-- What is needed --
Within the listing below, locate all lines containing the word "KLBB". Copy each one.

[Excerpts from a figure dataset]
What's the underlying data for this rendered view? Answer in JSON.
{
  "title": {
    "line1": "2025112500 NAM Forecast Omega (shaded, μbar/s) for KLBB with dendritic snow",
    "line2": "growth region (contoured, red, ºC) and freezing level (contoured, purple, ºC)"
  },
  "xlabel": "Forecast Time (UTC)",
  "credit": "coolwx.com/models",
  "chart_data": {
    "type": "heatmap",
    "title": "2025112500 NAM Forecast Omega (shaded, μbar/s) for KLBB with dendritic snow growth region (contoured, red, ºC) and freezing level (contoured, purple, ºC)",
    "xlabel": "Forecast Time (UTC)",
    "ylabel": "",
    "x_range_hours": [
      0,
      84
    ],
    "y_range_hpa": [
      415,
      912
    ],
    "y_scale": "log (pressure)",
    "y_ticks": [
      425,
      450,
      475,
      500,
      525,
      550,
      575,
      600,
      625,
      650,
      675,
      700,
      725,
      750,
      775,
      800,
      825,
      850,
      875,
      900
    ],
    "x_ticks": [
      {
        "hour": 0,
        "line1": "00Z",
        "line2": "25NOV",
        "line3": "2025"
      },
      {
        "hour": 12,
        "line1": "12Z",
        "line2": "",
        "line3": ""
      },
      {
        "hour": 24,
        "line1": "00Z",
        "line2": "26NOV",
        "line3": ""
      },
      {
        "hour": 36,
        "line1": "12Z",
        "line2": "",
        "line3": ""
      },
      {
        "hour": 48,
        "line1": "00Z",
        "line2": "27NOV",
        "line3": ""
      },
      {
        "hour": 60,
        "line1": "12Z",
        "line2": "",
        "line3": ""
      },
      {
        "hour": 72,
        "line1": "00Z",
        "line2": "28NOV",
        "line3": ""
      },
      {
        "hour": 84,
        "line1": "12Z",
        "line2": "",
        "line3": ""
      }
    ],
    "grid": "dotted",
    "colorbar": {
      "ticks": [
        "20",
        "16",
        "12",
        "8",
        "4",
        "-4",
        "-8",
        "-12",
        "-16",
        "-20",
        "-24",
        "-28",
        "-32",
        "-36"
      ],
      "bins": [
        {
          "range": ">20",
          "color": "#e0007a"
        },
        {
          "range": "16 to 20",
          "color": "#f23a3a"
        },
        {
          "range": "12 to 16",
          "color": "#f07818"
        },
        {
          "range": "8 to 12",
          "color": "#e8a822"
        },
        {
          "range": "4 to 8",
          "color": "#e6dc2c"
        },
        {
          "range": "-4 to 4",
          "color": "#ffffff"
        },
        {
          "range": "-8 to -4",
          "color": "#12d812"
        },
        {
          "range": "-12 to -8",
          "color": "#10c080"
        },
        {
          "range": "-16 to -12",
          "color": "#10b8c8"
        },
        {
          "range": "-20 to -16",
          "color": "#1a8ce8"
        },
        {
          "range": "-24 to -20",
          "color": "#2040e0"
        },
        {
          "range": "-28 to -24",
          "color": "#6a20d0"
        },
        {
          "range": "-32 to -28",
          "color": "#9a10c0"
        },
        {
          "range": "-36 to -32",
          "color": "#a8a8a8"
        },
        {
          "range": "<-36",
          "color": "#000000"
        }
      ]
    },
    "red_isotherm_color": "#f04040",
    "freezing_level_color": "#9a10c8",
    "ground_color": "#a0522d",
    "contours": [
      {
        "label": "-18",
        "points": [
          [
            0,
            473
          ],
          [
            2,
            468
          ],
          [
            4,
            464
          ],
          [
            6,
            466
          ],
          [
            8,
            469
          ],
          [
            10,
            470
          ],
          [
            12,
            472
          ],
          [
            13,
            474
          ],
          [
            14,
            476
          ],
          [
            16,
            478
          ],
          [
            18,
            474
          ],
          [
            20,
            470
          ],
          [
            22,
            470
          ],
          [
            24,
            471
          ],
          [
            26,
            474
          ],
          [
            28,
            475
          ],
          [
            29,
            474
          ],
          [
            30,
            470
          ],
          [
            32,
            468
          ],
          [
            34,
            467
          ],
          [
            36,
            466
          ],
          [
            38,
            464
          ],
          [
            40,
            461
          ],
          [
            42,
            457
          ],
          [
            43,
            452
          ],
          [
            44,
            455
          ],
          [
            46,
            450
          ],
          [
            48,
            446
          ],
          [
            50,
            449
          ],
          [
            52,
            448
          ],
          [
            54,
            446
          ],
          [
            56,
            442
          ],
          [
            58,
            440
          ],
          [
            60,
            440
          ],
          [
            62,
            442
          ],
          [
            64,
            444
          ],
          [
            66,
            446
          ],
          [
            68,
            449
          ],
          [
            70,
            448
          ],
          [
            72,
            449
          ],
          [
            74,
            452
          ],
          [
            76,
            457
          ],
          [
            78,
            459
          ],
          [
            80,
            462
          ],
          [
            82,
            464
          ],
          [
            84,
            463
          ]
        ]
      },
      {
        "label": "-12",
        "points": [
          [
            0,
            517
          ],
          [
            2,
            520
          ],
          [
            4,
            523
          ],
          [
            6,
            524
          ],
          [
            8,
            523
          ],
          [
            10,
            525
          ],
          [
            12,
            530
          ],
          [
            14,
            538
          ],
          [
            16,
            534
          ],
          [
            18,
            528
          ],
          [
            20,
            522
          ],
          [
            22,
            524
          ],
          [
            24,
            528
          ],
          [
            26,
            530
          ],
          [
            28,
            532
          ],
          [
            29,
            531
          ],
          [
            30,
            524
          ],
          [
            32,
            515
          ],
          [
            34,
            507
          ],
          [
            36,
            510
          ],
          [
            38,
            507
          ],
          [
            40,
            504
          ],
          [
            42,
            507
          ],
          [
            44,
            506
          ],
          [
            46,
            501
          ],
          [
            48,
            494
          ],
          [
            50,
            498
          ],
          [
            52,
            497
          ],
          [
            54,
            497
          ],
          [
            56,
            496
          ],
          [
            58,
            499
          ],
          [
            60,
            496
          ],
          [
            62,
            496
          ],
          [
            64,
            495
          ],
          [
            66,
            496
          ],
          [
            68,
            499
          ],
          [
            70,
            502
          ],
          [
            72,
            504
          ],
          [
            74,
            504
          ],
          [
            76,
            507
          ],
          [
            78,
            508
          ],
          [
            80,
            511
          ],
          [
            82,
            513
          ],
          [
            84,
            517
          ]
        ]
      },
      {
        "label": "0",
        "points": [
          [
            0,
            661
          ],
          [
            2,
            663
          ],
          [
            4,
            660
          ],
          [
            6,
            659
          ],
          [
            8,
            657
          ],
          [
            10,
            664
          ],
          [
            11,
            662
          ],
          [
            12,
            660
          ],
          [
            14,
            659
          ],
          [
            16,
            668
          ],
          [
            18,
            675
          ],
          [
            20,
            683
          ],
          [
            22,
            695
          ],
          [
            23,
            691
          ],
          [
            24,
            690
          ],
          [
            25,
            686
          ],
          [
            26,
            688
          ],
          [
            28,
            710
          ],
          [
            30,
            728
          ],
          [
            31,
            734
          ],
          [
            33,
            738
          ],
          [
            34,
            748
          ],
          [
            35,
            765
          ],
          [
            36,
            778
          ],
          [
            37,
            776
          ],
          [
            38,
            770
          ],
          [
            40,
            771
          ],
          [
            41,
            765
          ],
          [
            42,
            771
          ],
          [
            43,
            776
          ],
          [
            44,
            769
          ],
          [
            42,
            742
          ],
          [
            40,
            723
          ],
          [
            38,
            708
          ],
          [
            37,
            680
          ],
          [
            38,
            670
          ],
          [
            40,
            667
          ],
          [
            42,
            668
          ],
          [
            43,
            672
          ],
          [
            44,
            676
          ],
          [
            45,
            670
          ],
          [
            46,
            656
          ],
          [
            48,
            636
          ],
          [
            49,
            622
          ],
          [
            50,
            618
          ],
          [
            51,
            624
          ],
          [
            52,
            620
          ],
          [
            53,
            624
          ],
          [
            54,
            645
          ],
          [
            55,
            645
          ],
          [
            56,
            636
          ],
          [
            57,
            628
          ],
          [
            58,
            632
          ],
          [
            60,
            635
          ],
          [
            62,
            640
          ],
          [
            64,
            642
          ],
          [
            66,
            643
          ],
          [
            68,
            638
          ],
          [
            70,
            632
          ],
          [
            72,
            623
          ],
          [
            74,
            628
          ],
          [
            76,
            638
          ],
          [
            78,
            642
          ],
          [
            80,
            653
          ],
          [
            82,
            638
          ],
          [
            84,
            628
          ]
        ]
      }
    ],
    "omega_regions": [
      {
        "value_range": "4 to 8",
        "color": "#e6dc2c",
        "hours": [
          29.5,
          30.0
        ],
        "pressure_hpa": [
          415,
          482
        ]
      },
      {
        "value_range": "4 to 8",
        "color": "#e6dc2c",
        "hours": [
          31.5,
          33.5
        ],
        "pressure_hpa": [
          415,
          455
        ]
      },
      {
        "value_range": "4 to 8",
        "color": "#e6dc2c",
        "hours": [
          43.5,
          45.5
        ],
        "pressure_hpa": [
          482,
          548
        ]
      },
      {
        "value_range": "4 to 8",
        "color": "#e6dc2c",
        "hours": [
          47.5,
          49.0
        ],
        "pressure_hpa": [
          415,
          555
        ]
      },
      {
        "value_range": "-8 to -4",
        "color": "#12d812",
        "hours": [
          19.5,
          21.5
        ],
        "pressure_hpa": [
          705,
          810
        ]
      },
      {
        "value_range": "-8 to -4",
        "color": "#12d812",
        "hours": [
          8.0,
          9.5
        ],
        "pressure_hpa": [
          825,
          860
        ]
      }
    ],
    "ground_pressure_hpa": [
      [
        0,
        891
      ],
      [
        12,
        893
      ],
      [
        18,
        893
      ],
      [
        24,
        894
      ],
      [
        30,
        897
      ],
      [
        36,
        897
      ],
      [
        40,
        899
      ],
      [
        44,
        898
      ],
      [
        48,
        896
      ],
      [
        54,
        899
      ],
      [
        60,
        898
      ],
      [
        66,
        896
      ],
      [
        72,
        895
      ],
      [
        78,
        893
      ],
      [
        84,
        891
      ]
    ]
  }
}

-- Exercise output --
    "line1": "2025112500 NAM Forecast Omega (shaded, μbar/s) for KLBB with dendritic snow",
    "title": "2025112500 NAM Forecast Omega (shaded, μbar/s) for KLBB with dendritic snow growth region (contoured, red, ºC) and freezing level (contoured, purple, ºC)",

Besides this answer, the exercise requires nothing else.